[Dataset records]

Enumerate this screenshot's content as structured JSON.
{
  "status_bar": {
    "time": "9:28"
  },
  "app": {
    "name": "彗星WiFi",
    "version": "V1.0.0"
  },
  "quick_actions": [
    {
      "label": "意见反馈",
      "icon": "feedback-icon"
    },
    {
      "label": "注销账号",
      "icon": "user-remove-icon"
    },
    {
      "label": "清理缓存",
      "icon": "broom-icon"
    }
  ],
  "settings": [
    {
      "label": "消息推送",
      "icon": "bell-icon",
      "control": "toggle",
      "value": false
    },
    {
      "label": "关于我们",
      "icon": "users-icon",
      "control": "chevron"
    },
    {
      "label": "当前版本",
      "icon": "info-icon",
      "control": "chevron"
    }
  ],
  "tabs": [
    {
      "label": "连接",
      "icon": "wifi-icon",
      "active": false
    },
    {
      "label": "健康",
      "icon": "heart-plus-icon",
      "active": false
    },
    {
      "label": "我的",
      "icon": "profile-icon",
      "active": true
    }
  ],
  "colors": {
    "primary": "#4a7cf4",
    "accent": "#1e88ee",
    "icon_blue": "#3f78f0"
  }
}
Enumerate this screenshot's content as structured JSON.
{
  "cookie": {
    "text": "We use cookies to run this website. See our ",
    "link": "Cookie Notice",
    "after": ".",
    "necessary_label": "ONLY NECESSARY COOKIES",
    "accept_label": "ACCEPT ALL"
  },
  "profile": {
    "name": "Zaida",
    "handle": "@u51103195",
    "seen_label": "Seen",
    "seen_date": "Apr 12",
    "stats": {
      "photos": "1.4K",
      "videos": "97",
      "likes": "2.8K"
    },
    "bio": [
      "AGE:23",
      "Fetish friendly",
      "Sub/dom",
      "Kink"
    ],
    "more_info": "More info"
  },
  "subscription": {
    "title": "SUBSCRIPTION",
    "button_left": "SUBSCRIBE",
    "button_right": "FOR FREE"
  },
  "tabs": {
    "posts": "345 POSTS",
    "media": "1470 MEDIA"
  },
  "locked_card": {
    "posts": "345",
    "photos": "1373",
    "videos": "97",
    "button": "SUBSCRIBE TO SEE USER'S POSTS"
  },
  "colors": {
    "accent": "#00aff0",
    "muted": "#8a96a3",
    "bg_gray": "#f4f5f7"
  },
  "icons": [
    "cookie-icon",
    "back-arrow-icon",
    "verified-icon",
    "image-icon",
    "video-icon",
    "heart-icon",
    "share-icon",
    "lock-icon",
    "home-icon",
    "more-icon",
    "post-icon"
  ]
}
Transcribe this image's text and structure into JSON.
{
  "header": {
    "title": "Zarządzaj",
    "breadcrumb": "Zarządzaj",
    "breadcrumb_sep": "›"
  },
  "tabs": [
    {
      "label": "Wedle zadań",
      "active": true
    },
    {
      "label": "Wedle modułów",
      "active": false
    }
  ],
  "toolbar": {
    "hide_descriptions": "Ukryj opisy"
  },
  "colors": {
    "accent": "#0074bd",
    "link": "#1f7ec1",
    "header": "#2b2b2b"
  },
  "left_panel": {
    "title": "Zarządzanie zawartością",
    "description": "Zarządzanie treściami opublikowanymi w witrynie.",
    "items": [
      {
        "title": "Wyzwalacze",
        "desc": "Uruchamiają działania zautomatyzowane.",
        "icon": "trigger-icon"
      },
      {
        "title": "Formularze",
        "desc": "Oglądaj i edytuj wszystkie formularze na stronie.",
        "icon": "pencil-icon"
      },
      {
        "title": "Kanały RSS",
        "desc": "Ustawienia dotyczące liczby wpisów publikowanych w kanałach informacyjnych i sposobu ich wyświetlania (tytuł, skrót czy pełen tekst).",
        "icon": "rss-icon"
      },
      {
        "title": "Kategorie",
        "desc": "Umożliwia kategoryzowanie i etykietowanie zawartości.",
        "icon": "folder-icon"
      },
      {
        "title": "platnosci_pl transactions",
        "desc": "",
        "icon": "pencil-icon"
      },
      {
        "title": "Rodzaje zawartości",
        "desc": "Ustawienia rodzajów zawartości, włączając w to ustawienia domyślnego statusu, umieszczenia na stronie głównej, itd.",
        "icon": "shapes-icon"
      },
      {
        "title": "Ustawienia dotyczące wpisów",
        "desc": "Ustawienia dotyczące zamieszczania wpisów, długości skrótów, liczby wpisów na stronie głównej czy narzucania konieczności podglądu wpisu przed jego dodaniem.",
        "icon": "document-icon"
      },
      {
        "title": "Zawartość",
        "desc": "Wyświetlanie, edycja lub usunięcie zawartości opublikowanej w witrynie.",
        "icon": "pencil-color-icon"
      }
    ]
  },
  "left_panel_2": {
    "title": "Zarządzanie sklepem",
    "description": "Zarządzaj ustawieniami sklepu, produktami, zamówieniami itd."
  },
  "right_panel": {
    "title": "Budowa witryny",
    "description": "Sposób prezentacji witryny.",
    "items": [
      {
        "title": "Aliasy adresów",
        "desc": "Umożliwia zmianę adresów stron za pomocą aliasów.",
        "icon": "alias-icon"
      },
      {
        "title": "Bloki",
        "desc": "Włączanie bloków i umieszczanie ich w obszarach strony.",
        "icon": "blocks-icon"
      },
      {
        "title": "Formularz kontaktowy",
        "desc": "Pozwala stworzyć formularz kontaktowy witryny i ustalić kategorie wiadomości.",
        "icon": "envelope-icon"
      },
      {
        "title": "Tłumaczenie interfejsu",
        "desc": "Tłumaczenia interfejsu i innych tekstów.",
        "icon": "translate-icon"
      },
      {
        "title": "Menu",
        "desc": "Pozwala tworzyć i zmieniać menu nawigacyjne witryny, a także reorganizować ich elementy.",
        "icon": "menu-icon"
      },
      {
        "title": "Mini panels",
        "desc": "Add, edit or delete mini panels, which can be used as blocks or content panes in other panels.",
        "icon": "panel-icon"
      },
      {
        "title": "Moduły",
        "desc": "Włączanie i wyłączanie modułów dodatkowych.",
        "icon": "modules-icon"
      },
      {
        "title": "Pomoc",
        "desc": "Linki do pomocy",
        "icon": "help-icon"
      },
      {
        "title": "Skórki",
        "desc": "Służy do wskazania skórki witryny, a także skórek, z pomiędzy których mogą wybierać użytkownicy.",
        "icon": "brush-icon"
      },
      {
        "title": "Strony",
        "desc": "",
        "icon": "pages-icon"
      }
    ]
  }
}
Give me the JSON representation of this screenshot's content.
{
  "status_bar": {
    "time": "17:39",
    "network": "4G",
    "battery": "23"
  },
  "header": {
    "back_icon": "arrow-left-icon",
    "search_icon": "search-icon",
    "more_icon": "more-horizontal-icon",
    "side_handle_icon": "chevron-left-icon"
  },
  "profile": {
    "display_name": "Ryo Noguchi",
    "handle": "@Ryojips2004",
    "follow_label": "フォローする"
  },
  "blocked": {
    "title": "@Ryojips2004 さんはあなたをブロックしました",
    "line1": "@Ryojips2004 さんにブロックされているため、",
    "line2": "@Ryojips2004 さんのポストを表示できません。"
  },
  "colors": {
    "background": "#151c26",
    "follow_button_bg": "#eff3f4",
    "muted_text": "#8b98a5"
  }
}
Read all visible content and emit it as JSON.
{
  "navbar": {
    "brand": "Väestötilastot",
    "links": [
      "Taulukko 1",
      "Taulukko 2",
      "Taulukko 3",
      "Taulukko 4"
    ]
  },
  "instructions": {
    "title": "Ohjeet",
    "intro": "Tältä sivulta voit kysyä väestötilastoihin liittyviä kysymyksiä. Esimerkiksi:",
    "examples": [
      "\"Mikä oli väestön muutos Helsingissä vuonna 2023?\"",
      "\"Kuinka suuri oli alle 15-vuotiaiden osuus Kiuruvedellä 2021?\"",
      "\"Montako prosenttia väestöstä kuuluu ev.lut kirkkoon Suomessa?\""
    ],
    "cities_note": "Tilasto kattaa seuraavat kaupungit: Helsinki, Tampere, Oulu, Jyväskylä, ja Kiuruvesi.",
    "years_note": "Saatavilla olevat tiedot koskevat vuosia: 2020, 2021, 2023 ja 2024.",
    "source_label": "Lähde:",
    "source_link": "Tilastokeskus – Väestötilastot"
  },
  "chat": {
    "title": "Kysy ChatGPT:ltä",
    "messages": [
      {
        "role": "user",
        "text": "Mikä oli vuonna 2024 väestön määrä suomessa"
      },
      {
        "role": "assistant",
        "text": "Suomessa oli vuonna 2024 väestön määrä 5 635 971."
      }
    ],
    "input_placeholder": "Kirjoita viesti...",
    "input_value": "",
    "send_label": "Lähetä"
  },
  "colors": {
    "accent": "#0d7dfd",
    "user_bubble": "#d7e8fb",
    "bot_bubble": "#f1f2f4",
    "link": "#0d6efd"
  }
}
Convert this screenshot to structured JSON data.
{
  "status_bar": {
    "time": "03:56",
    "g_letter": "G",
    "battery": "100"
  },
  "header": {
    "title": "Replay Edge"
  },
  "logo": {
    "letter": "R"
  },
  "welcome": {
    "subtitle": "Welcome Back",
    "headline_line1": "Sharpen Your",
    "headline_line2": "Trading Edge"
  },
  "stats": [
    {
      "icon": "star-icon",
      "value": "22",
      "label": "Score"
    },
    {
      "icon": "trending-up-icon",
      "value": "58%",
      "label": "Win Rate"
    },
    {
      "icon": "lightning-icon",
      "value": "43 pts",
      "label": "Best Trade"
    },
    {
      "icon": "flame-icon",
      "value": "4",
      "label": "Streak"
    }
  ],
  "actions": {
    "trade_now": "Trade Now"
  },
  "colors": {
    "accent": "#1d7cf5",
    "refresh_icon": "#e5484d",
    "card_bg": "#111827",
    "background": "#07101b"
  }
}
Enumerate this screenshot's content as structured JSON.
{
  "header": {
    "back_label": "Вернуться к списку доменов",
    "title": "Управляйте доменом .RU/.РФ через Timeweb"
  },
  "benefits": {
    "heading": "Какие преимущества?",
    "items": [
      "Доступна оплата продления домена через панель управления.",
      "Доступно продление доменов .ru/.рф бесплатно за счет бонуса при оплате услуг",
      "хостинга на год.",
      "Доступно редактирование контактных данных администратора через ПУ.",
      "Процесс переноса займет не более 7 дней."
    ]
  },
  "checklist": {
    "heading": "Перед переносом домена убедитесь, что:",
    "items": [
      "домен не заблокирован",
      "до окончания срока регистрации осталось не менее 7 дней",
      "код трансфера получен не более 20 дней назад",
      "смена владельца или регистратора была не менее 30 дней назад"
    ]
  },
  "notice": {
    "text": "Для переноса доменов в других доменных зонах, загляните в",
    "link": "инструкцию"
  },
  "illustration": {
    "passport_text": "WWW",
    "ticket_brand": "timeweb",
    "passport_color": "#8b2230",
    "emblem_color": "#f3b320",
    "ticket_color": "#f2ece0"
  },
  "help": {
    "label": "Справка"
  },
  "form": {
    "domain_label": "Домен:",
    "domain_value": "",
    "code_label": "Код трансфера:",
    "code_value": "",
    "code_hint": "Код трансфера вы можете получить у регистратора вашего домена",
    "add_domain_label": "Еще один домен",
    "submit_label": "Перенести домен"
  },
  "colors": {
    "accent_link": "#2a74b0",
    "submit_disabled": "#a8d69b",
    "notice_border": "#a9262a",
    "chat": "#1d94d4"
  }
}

**CHALLENGE**
Filter the data, keeping only the lines that contain "blocks".

**OUTPUT FOR THIS EXERCISE**
        "icon": "blocks-icon"
        "desc": "Add, edit or delete mini panels, which can be used as blocks or content panes in other panels.",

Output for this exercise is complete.